→ EXERCISE INSTRUCTIONS
Write out the data again exactly, skipping every picture.

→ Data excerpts
==========

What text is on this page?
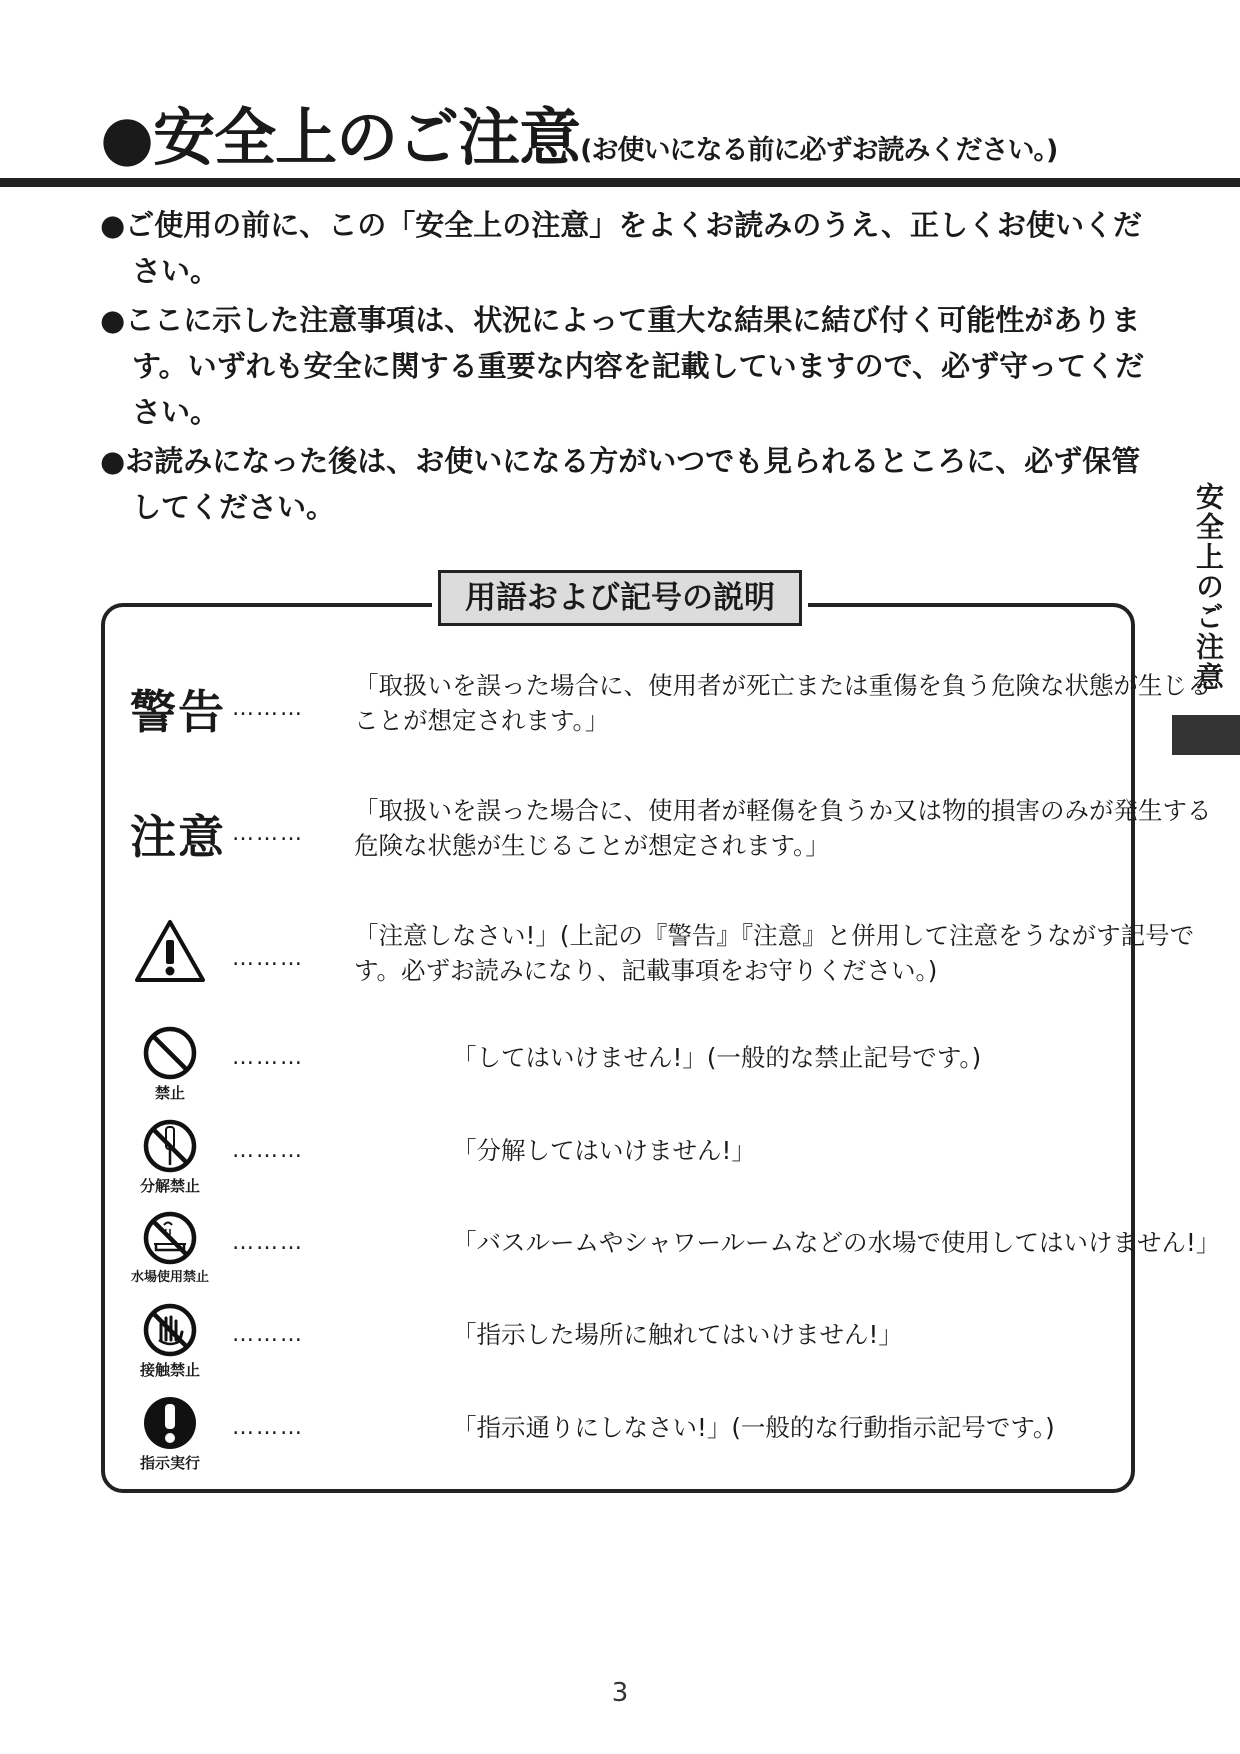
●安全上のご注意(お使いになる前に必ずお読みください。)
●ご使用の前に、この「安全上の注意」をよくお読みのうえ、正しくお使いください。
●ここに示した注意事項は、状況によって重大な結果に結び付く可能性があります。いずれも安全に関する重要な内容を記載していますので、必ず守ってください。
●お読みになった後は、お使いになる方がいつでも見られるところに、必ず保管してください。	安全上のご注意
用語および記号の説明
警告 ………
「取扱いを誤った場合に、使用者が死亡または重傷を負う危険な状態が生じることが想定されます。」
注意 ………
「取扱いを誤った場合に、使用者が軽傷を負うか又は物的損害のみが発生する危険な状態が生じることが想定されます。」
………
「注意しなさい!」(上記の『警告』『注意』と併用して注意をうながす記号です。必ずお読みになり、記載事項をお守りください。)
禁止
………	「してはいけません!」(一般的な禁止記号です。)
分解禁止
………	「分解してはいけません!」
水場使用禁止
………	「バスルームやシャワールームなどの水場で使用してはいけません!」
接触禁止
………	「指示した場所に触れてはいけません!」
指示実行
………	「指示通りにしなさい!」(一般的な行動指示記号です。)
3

==========

→ ANSWER TO THIS TASK
What text is on this page?
●安全上のご注意(お使いになる前に必ずお読みください。)
●ご使用の前に、この「安全上の注意」をよくお読みのうえ、正しくお使いください。
●ここに示した注意事項は、状況によって重大な結果に結び付く可能性があります。いずれも安全に関する重要な内容を記載していますので、必ず守ってください。
●お読みになった後は、お使いになる方がいつでも見られるところに、必ず保管してください。	安全上のご注意
用語および記号の説明
警告 ………
「取扱いを誤った場合に、使用者が死亡または重傷を負う危険な状態が生じることが想定されます。」
注意 ………
「取扱いを誤った場合に、使用者が軽傷を負うか又は物的損害のみが発生する危険な状態が生じることが想定されます。」
………
「注意しなさい!」(上記の『警告』『注意』と併用して注意をうながす記号です。必ずお読みになり、記載事項をお守りください。)
禁止
………	「してはいけません!」(一般的な禁止記号です。)
分解禁止
………	「分解してはいけません!」
水場使用禁止
………	「バスルームやシャワールームなどの水場で使用してはいけません!」
接触禁止
………	「指示した場所に触れてはいけません!」
指示実行
………	「指示通りにしなさい!」(一般的な行動指示記号です。)
3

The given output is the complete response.